■ Task:
Work through the material below line by line and say how many lines include the word "JSON". Only the number, please.

■ Material to process:
+++
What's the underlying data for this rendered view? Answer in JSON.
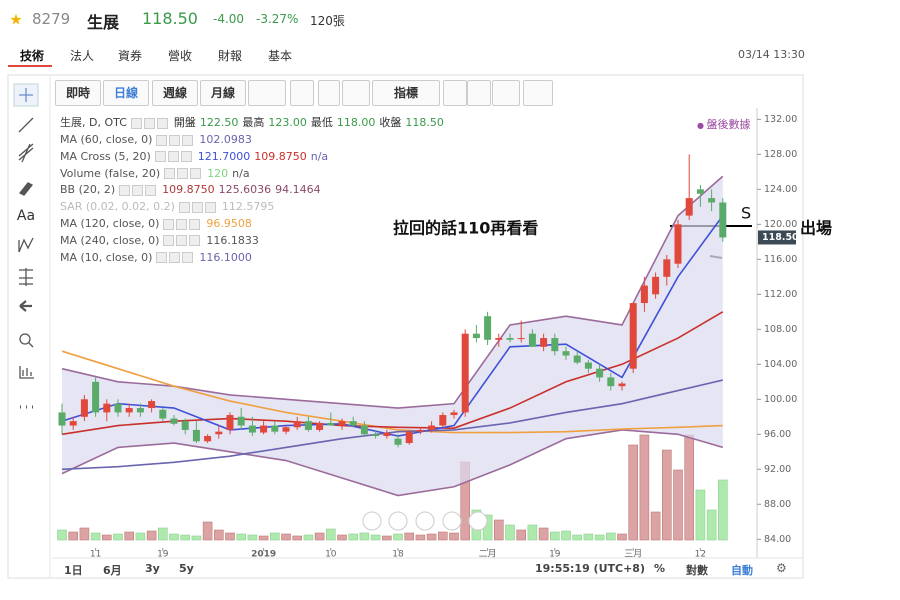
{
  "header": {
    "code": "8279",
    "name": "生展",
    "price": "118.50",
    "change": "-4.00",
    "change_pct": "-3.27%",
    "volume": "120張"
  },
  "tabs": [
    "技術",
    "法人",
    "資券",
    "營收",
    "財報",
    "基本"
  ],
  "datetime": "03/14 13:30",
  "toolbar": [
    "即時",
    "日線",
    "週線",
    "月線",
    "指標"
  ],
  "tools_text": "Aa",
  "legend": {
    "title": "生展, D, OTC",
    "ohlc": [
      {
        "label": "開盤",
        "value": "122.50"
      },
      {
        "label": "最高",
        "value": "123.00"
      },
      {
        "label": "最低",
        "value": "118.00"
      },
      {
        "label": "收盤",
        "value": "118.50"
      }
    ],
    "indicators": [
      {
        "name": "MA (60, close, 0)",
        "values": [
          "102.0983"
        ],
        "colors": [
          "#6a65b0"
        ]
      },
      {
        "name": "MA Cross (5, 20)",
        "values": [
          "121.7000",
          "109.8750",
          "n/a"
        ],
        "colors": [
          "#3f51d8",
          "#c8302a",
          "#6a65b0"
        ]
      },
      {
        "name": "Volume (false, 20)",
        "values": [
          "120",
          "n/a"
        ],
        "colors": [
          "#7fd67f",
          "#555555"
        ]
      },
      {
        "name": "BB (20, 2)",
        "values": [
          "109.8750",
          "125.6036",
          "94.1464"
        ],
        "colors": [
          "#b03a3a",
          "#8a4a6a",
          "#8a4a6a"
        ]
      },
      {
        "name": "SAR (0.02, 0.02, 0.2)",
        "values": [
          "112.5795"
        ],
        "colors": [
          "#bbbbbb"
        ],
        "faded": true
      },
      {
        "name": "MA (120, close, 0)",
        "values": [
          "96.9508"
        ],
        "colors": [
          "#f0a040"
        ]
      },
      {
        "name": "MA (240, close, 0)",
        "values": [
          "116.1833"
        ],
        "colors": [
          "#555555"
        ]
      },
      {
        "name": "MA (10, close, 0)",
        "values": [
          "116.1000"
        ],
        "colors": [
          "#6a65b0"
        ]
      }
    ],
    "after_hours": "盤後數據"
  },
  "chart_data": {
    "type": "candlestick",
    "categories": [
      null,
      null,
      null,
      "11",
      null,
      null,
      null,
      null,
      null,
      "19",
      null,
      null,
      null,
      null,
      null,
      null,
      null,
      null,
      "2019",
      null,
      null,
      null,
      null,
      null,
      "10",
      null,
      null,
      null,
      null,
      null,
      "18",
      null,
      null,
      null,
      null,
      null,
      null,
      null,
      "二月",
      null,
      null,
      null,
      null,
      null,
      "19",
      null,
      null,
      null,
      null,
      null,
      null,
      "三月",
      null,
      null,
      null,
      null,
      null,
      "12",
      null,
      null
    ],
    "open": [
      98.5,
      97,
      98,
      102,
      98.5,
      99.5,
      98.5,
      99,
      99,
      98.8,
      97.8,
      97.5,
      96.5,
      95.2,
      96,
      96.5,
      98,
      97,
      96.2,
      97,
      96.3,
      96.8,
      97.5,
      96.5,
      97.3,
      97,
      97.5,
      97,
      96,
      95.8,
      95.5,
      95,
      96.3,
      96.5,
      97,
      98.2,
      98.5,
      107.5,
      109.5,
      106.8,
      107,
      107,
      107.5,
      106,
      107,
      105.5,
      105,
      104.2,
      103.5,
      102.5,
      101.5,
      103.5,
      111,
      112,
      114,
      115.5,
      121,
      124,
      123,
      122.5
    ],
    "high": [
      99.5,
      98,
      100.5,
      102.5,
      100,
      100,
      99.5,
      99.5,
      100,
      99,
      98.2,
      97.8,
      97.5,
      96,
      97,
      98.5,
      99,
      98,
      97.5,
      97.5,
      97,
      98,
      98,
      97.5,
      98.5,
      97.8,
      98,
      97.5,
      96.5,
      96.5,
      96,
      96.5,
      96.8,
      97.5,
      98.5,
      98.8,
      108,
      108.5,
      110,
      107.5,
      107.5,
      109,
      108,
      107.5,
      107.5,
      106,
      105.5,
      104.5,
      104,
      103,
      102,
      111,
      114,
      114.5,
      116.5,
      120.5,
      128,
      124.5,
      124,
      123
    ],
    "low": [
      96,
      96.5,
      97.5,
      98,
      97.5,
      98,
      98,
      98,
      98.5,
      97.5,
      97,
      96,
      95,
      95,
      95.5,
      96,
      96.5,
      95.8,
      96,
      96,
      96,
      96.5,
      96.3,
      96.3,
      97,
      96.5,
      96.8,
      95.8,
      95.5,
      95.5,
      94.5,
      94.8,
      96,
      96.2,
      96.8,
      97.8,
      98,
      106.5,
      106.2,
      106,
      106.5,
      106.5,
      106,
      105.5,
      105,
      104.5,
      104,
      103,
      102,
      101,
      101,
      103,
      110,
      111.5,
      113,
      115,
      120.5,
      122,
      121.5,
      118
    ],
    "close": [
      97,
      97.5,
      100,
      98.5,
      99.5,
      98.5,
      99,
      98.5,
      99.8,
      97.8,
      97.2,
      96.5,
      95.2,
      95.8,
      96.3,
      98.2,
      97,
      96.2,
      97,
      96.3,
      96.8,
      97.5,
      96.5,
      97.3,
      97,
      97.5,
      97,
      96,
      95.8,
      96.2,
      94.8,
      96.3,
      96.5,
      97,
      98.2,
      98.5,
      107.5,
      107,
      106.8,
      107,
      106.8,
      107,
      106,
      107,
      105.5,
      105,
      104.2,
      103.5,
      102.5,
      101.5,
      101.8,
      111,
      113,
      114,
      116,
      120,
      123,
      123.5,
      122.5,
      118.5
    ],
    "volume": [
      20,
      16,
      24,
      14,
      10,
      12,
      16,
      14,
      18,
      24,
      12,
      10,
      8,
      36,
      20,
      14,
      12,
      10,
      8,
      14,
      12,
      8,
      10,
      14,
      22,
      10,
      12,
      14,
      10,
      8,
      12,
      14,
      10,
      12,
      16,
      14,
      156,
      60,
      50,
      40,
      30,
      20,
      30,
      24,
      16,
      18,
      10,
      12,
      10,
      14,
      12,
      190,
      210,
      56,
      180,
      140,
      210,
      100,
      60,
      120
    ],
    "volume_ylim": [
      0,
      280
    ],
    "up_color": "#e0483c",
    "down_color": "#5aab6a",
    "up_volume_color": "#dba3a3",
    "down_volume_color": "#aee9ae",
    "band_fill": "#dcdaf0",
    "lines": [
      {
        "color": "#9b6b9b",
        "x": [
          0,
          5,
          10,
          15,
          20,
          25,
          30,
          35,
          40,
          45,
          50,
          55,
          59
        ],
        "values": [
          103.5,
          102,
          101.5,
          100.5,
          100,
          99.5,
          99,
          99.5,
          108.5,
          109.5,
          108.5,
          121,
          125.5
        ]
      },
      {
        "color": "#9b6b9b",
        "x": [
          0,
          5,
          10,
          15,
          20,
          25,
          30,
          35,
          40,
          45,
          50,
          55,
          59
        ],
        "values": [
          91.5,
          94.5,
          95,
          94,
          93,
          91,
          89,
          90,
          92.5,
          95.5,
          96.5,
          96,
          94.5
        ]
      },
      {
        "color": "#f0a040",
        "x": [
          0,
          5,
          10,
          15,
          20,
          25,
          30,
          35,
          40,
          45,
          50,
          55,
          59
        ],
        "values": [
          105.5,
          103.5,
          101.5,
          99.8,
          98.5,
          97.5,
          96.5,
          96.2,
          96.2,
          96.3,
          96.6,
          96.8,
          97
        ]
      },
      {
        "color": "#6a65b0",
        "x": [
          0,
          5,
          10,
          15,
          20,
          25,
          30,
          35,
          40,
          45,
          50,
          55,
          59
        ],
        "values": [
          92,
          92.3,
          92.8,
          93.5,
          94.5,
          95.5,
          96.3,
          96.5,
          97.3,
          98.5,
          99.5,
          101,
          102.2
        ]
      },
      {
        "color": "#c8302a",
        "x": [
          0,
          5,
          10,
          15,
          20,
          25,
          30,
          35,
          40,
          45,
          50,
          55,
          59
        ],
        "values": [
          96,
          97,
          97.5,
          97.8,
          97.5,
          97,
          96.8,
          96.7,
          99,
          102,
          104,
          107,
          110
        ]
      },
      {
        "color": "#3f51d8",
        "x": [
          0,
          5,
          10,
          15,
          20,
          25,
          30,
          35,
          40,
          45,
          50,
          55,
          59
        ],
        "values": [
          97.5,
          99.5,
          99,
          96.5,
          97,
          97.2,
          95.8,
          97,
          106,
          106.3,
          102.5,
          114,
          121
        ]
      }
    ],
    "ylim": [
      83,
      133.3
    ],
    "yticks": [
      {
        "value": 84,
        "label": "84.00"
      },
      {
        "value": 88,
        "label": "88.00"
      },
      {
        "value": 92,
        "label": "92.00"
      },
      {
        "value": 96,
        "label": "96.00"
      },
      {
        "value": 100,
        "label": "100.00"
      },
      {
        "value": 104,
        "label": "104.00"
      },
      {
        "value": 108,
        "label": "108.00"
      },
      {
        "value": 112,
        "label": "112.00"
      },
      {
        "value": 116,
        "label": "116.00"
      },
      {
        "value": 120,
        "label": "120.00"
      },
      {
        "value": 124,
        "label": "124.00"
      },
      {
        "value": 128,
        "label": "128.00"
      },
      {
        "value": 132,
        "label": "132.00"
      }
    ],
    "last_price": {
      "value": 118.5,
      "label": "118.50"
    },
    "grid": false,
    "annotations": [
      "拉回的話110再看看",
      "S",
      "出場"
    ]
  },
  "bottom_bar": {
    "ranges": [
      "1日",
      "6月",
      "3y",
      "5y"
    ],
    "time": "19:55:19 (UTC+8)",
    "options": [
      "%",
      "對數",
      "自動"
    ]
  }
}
+++
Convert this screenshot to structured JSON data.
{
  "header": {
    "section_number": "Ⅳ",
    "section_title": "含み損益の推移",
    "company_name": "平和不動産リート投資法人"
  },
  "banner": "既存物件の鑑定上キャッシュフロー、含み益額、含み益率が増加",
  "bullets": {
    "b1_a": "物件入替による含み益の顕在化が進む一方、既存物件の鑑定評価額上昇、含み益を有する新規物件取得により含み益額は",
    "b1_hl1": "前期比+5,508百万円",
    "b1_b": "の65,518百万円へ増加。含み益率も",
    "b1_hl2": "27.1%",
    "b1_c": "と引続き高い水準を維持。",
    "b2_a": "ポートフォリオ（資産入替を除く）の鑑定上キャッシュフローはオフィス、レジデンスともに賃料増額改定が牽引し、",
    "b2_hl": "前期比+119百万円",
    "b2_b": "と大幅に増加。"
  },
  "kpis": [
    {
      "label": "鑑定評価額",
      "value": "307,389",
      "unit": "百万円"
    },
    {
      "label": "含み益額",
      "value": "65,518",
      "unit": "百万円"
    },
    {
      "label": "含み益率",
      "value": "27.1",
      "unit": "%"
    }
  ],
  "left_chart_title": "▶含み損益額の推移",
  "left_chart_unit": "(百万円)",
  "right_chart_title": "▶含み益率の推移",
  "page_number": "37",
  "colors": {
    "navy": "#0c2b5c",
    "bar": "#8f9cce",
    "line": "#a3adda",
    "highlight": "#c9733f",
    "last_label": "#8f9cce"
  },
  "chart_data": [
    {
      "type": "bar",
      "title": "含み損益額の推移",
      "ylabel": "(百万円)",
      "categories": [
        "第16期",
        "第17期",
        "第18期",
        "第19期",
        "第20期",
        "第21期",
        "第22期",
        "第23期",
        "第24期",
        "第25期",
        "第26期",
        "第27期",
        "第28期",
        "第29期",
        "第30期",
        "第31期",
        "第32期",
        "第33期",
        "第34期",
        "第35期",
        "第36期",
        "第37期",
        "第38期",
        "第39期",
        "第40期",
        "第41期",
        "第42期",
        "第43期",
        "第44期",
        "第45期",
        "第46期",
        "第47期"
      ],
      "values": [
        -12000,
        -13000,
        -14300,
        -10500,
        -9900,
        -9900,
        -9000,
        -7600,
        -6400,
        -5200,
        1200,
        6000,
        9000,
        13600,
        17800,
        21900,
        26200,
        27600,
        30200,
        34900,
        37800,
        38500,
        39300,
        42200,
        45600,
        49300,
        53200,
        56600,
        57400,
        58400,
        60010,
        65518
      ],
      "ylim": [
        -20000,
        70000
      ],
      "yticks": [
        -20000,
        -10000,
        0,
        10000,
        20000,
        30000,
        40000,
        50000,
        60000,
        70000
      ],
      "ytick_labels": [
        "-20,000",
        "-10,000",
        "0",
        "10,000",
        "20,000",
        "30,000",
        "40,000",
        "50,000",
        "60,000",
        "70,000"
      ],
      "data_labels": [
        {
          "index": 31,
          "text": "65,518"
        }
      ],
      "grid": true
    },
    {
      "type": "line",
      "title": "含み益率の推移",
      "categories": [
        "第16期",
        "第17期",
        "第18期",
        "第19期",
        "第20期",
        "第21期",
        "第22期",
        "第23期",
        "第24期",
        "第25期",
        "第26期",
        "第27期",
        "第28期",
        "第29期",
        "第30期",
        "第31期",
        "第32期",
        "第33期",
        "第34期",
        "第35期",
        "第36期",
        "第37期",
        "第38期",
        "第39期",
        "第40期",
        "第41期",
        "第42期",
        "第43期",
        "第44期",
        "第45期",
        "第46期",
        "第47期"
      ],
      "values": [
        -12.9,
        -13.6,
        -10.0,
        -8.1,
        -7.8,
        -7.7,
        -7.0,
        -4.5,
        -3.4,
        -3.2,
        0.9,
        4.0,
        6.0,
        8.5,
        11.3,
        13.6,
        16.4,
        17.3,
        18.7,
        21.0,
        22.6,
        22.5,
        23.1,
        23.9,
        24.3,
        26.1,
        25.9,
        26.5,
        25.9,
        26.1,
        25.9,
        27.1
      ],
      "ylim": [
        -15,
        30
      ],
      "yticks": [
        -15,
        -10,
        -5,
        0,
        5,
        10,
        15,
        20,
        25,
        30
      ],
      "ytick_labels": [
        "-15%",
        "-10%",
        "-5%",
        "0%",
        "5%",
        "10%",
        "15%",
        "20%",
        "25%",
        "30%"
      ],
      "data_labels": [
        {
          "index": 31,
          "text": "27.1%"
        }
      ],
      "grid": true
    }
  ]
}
+++
■ Expected answer:
2